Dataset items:
----

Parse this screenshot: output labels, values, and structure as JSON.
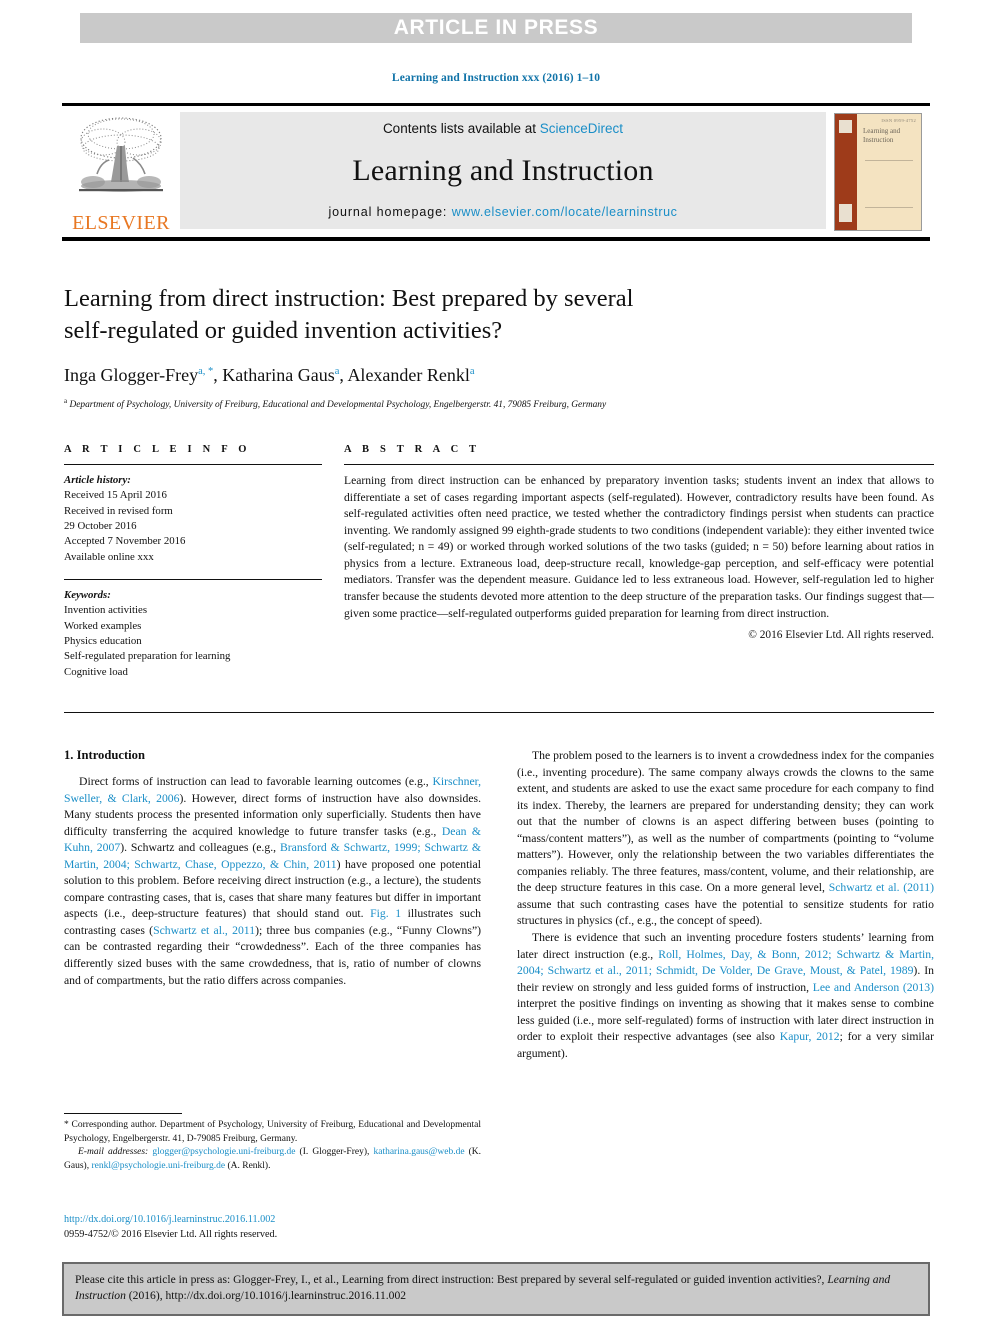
{
  "banner": {
    "text": "ARTICLE IN PRESS"
  },
  "running_head": {
    "text": "Learning and Instruction xxx (2016) 1–10"
  },
  "masthead": {
    "contents_prefix": "Contents lists available at ",
    "sciencedirect": "ScienceDirect",
    "journal_title": "Learning and Instruction",
    "homepage_prefix": "journal homepage: ",
    "homepage_url": "www.elsevier.com/locate/learninstruc",
    "publisher_logo_text": "ELSEVIER",
    "cover": {
      "title_line1": "Learning and",
      "title_line2": "Instruction",
      "corner_text": "ISSN 0959-4752"
    },
    "link_color": "#1a8ec7"
  },
  "article": {
    "title_line1": "Learning from direct instruction: Best prepared by several",
    "title_line2": "self-regulated or guided invention activities?",
    "authors_html": "Inga Glogger-Frey, Katharina Gaus, Alexander Renkl",
    "author_list": [
      {
        "name": "Inga Glogger-Frey",
        "marks": "a, *"
      },
      {
        "name": "Katharina Gaus",
        "marks": "a"
      },
      {
        "name": "Alexander Renkl",
        "marks": "a"
      }
    ],
    "affiliation_mark": "a",
    "affiliation": "Department of Psychology, University of Freiburg, Educational and Developmental Psychology, Engelbergerstr. 41, 79085 Freiburg, Germany"
  },
  "article_info": {
    "heading": "A R T I C L E   I N F O",
    "history_label": "Article history:",
    "history": [
      "Received 15 April 2016",
      "Received in revised form",
      "29 October 2016",
      "Accepted 7 November 2016",
      "Available online xxx"
    ],
    "keywords_label": "Keywords:",
    "keywords": [
      "Invention activities",
      "Worked examples",
      "Physics education",
      "Self-regulated preparation for learning",
      "Cognitive load"
    ]
  },
  "abstract": {
    "heading": "A B S T R A C T",
    "text": "Learning from direct instruction can be enhanced by preparatory invention tasks; students invent an index that allows to differentiate a set of cases regarding important aspects (self-regulated). However, contradictory results have been found. As self-regulated activities often need practice, we tested whether the contradictory findings persist when students can practice inventing. We randomly assigned 99 eighth-grade students to two conditions (independent variable): they either invented twice (self-regulated; n = 49) or worked through worked solutions of the two tasks (guided; n = 50) before learning about ratios in physics from a lecture. Extraneous load, deep-structure recall, knowledge-gap perception, and self-efficacy were potential mediators. Transfer was the dependent measure. Guidance led to less extraneous load. However, self-regulation led to higher transfer because the students devoted more attention to the deep structure of the preparation tasks. Our findings suggest that—given some practice—self-regulated outperforms guided preparation for learning from direct instruction.",
    "copyright": "© 2016 Elsevier Ltd. All rights reserved."
  },
  "section": {
    "heading": "1. Introduction"
  },
  "body": {
    "left_paragraphs": [
      {
        "parts": [
          {
            "t": "Direct forms of instruction can lead to favorable learning outcomes (e.g., ",
            "r": false
          },
          {
            "t": "Kirschner, Sweller, & Clark, 2006",
            "r": true
          },
          {
            "t": "). However, direct forms of instruction have also downsides. Many students process the presented information only superficially. Students then have difficulty transferring the acquired knowledge to future transfer tasks (e.g., ",
            "r": false
          },
          {
            "t": "Dean & Kuhn, 2007",
            "r": true
          },
          {
            "t": "). Schwartz and colleagues (e.g., ",
            "r": false
          },
          {
            "t": "Bransford & Schwartz, 1999; Schwartz & Martin, 2004; Schwartz, Chase, Oppezzo, & Chin, 2011",
            "r": true
          },
          {
            "t": ") have proposed one potential solution to this problem. Before receiving direct instruction (e.g., a lecture), the students compare contrasting cases, that is, cases that share many features but differ in important aspects (i.e., deep-structure features) that should stand out. ",
            "r": false
          },
          {
            "t": "Fig. 1",
            "r": true
          },
          {
            "t": " illustrates such contrasting cases (",
            "r": false
          },
          {
            "t": "Schwartz et al., 2011",
            "r": true
          },
          {
            "t": "); three bus companies (e.g., “Funny Clowns”) can be contrasted regarding their “crowdedness”. Each of the three companies has differently sized buses with the same crowdedness, that is, ratio of number of clowns and of compartments, but the ratio differs across companies.",
            "r": false
          }
        ]
      }
    ],
    "right_paragraphs": [
      {
        "parts": [
          {
            "t": "The problem posed to the learners is to invent a crowdedness index for the companies (i.e., inventing procedure). The same company always crowds the clowns to the same extent, and students are asked to use the exact same procedure for each company to find its index. Thereby, the learners are prepared for understanding density; they can work out that the number of clowns is an aspect differing between buses (pointing to “mass/content matters”), as well as the number of compartments (pointing to “volume matters”). However, only the relationship between the two variables differentiates the companies reliably. The three features, mass/content, volume, and their relationship, are the deep structure features in this case. On a more general level, ",
            "r": false
          },
          {
            "t": "Schwartz et al. (2011)",
            "r": true
          },
          {
            "t": " assume that such contrasting cases have the potential to sensitize students for ratio structures in physics (cf., e.g., the concept of speed).",
            "r": false
          }
        ]
      },
      {
        "parts": [
          {
            "t": "There is evidence that such an inventing procedure fosters students’ learning from later direct instruction (e.g., ",
            "r": false
          },
          {
            "t": "Roll, Holmes, Day, & Bonn, 2012; Schwartz & Martin, 2004; Schwartz et al., 2011; Schmidt, De Volder, De Grave, Moust, & Patel, 1989",
            "r": true
          },
          {
            "t": "). In their review on strongly and less guided forms of instruction, ",
            "r": false
          },
          {
            "t": "Lee and Anderson (2013)",
            "r": true
          },
          {
            "t": " interpret the positive findings on inventing as showing that it makes sense to combine less guided (i.e., more self-regulated) forms of instruction with later direct instruction in order to exploit their respective advantages (see also ",
            "r": false
          },
          {
            "t": "Kapur, 2012",
            "r": true
          },
          {
            "t": "; for a very similar argument).",
            "r": false
          }
        ]
      }
    ]
  },
  "footnote": {
    "corresponding_mark": "*",
    "corresponding": "Corresponding author. Department of Psychology, University of Freiburg, Educational and Developmental Psychology, Engelbergerstr. 41, D-79085 Freiburg, Germany.",
    "email_label": "E-mail addresses:",
    "emails": [
      {
        "address": "glogger@psychologie.uni-freiburg.de",
        "owner": "(I. Glogger-Frey)"
      },
      {
        "address": "katharina.gaus@web.de",
        "owner": "(K. Gaus)"
      },
      {
        "address": "renkl@psychologie.uni-freiburg.de",
        "owner": "(A. Renkl)"
      }
    ]
  },
  "doi_block": {
    "doi_url": "http://dx.doi.org/10.1016/j.learninstruc.2016.11.002",
    "issn_line": "0959-4752/© 2016 Elsevier Ltd. All rights reserved."
  },
  "cite_box": {
    "prefix": "Please cite this article in press as: Glogger-Frey, I., et al., Learning from direct instruction: Best prepared by several self-regulated or guided invention activities?, ",
    "journal": "Learning and Instruction",
    "suffix": " (2016), http://dx.doi.org/10.1016/j.learninstruc.2016.11.002"
  }
}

----

The answer is the number of lines in the preceding material that hold "psychologie"; write that number and nothing else.

2